*** DATA EXTRACT ***

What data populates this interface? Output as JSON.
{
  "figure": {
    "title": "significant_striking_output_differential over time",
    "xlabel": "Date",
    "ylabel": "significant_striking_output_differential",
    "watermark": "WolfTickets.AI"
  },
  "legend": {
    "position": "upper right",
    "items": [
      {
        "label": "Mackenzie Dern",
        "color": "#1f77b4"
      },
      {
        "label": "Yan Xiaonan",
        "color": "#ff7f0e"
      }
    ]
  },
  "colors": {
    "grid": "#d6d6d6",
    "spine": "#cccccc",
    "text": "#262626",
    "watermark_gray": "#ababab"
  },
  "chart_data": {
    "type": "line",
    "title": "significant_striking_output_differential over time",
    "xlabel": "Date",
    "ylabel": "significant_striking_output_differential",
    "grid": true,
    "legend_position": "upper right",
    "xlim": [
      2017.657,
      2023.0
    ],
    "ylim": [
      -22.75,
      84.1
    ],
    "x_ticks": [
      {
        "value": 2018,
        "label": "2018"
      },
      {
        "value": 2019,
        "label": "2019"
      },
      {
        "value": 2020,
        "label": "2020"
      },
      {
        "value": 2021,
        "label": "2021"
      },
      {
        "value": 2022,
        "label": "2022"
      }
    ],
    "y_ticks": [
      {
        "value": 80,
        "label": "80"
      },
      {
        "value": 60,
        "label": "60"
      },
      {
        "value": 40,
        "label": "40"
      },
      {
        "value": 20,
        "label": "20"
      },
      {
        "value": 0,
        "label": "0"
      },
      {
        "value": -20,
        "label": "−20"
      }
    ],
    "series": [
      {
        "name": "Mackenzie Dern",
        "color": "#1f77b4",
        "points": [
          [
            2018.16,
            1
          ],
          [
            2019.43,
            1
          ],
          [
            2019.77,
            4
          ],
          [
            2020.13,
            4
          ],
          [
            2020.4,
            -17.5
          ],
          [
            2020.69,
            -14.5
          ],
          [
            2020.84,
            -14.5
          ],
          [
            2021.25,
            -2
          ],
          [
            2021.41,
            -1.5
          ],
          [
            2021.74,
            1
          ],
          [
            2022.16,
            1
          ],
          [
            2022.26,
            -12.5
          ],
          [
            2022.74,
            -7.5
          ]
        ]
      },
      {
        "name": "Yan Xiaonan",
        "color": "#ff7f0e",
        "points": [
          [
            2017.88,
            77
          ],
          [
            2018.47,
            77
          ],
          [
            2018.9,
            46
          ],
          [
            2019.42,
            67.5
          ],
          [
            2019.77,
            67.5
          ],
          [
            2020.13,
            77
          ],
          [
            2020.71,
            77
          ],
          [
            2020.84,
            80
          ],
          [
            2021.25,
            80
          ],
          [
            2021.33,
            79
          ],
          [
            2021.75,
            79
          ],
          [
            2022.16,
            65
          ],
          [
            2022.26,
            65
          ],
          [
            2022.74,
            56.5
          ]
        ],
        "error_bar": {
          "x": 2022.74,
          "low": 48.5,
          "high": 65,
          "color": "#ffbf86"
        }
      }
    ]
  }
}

***

- **DIRECTIVE**
Write out all of the records above exactly as they appear.

- **ANSWER TO THIS EXERCISE**
What data populates this interface? Output as JSON.
{
  "figure": {
    "title": "significant_striking_output_differential over time",
    "xlabel": "Date",
    "ylabel": "significant_striking_output_differential",
    "watermark": "WolfTickets.AI"
  },
  "legend": {
    "position": "upper right",
    "items": [
      {
        "label": "Mackenzie Dern",
        "color": "#1f77b4"
      },
      {
        "label": "Yan Xiaonan",
        "color": "#ff7f0e"
      }
    ]
  },
  "colors": {
    "grid": "#d6d6d6",
    "spine": "#cccccc",
    "text": "#262626",
    "watermark_gray": "#ababab"
  },
  "chart_data": {
    "type": "line",
    "title": "significant_striking_output_differential over time",
    "xlabel": "Date",
    "ylabel": "significant_striking_output_differential",
    "grid": true,
    "legend_position": "upper right",
    "xlim": [
      2017.657,
      2023.0
    ],
    "ylim": [
      -22.75,
      84.1
    ],
    "x_ticks": [
      {
        "value": 2018,
        "label": "2018"
      },
      {
        "value": 2019,
        "label": "2019"
      },
      {
        "value": 2020,
        "label": "2020"
      },
      {
        "value": 2021,
        "label": "2021"
      },
      {
        "value": 2022,
        "label": "2022"
      }
    ],
    "y_ticks": [
      {
        "value": 80,
        "label": "80"
      },
      {
        "value": 60,
        "label": "60"
      },
      {
        "value": 40,
        "label": "40"
      },
      {
        "value": 20,
        "label": "20"
      },
      {
        "value": 0,
        "label": "0"
      },
      {
        "value": -20,
        "label": "−20"
      }
    ],
    "series": [
      {
        "name": "Mackenzie Dern",
        "color": "#1f77b4",
        "points": [
          [
            2018.16,
            1
          ],
          [
            2019.43,
            1
          ],
          [
            2019.77,
            4
          ],
          [
            2020.13,
            4
          ],
          [
            2020.4,
            -17.5
          ],
          [
            2020.69,
            -14.5
          ],
          [
            2020.84,
            -14.5
          ],
          [
            2021.25,
            -2
          ],
          [
            2021.41,
            -1.5
          ],
          [
            2021.74,
            1
          ],
          [
            2022.16,
            1
          ],
          [
            2022.26,
            -12.5
          ],
          [
            2022.74,
            -7.5
          ]
        ]
      },
      {
        "name": "Yan Xiaonan",
        "color": "#ff7f0e",
        "points": [
          [
            2017.88,
            77
          ],
          [
            2018.47,
            77
          ],
          [
            2018.9,
            46
          ],
          [
            2019.42,
            67.5
          ],
          [
            2019.77,
            67.5
          ],
          [
            2020.13,
            77
          ],
          [
            2020.71,
            77
          ],
          [
            2020.84,
            80
          ],
          [
            2021.25,
            80
          ],
          [
            2021.33,
            79
          ],
          [
            2021.75,
            79
          ],
          [
            2022.16,
            65
          ],
          [
            2022.26,
            65
          ],
          [
            2022.74,
            56.5
          ]
        ],
        "error_bar": {
          "x": 2022.74,
          "low": 48.5,
          "high": 65,
          "color": "#ffbf86"
        }
      }
    ]
  }
}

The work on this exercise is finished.